(Extracts from a graphics dataset)
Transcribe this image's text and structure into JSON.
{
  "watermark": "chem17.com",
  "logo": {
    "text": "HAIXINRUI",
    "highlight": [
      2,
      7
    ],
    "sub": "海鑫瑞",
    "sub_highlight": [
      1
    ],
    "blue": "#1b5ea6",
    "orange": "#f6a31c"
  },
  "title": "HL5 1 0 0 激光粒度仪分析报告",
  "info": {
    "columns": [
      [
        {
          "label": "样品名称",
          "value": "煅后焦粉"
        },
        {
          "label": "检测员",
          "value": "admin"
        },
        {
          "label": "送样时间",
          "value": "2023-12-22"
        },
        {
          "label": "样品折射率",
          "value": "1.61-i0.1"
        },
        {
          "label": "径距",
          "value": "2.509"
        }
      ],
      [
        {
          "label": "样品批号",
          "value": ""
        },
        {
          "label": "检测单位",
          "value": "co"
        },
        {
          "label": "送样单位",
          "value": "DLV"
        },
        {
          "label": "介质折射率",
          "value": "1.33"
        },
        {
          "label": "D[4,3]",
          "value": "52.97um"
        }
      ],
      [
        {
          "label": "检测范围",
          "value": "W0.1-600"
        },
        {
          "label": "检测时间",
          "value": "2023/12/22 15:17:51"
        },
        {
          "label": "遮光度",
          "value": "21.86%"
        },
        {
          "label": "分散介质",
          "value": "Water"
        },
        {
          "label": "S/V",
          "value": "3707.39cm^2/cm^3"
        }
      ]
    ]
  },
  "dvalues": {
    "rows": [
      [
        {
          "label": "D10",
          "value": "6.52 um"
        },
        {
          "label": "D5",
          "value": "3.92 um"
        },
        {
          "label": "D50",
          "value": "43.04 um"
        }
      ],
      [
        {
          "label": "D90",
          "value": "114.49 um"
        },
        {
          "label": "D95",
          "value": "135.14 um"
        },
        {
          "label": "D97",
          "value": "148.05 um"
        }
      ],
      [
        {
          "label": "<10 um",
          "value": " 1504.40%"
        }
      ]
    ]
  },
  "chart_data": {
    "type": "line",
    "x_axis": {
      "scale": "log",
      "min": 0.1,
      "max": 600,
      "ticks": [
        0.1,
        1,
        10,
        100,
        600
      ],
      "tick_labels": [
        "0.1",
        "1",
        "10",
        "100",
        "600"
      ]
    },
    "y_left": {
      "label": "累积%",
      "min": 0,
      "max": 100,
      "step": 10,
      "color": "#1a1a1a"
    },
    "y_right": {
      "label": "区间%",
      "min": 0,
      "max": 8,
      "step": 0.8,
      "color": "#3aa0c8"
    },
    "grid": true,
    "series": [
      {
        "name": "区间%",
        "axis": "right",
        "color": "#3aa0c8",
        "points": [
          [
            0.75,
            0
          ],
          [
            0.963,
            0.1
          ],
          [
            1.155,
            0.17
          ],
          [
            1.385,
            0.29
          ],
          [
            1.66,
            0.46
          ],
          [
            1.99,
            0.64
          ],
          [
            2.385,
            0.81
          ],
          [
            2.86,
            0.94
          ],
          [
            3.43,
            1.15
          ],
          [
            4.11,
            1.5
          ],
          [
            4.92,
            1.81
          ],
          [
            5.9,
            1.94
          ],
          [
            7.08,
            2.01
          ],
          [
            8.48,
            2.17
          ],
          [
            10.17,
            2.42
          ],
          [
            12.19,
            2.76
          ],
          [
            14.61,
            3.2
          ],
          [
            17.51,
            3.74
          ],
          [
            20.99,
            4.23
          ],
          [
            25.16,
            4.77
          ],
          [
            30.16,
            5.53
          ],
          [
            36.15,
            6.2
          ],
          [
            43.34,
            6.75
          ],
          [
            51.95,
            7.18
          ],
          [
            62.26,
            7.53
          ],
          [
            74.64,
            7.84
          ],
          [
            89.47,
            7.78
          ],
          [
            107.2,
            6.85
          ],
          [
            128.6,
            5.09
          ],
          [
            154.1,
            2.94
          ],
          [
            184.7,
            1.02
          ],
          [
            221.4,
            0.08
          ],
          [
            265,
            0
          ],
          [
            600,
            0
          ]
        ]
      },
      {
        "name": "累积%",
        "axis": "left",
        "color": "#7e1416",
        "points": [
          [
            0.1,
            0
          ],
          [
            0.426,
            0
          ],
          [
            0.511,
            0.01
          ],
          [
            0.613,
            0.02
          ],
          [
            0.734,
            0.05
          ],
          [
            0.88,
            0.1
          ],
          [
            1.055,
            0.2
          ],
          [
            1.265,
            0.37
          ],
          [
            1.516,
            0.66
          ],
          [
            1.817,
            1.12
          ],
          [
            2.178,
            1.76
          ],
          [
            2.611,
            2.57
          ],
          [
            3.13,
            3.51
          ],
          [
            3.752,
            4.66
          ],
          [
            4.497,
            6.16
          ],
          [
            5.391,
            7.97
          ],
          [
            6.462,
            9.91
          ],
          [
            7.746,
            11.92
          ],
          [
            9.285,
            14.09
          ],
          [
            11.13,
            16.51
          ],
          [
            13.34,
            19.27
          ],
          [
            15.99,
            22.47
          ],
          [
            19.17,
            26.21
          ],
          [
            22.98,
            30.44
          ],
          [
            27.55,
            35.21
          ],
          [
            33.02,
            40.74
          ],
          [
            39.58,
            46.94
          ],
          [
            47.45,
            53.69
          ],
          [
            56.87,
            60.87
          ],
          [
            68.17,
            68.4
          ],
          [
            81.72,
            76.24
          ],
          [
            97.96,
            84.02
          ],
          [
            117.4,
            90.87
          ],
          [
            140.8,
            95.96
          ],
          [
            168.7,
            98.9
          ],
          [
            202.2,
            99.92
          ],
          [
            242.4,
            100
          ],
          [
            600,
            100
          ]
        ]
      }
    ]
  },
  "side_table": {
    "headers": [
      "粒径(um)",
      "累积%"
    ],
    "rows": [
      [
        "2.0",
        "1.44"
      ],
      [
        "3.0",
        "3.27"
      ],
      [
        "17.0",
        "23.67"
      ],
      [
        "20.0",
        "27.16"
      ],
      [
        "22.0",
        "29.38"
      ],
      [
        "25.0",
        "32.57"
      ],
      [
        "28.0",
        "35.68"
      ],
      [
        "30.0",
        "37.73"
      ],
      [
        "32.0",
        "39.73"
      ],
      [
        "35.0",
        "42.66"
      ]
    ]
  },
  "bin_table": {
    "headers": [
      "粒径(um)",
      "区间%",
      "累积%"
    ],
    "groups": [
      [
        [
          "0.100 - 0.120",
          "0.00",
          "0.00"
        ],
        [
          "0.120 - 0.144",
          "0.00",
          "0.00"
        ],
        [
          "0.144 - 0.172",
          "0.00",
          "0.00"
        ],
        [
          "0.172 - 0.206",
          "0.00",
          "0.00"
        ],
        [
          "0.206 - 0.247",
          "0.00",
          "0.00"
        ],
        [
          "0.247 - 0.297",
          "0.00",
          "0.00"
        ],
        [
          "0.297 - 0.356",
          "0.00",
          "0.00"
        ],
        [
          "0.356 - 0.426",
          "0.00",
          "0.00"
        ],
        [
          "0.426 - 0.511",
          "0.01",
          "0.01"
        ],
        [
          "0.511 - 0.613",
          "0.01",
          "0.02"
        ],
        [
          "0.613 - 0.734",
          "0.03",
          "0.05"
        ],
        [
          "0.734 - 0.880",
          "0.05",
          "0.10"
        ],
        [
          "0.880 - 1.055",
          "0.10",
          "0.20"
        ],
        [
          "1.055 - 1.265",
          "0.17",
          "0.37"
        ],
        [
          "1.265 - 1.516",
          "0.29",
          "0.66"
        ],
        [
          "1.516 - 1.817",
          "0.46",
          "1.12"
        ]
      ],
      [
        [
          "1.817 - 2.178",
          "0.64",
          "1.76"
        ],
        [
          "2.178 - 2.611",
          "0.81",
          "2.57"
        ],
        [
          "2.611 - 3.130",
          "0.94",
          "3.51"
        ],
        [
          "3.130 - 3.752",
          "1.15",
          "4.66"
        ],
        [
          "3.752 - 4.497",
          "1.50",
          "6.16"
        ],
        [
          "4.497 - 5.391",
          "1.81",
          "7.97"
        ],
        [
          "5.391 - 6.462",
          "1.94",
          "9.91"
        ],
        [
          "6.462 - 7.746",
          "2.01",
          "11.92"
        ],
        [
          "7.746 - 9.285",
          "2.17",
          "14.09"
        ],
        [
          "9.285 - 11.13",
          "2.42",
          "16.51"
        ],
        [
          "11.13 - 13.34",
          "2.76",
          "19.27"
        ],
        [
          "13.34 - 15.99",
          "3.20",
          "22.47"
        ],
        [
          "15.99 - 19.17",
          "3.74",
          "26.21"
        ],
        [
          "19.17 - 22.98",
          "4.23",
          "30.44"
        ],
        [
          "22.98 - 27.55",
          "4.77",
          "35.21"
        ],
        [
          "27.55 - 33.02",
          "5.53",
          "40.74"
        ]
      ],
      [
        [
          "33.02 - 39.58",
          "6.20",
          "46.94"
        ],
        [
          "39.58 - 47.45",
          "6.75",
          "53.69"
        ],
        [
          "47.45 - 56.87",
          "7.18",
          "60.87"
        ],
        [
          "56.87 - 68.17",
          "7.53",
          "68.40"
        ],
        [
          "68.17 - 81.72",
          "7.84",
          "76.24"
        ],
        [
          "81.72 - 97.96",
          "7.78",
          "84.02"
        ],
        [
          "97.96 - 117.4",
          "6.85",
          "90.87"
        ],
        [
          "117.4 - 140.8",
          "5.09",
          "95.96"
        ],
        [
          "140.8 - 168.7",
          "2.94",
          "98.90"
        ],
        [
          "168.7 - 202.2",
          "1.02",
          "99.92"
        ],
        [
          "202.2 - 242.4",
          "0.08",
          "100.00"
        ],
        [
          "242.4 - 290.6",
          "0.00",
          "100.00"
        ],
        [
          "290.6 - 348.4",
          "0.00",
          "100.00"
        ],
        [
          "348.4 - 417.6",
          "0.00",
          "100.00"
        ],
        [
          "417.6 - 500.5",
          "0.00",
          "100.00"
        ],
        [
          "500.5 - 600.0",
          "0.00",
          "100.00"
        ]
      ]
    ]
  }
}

*YOUR TASK*
Show all lines in the entries above where the word "text" appears.

*EXERCISE RESPONSE*
Transcribe this image's text and structure into JSON.
    "text": "HAIXINRUI",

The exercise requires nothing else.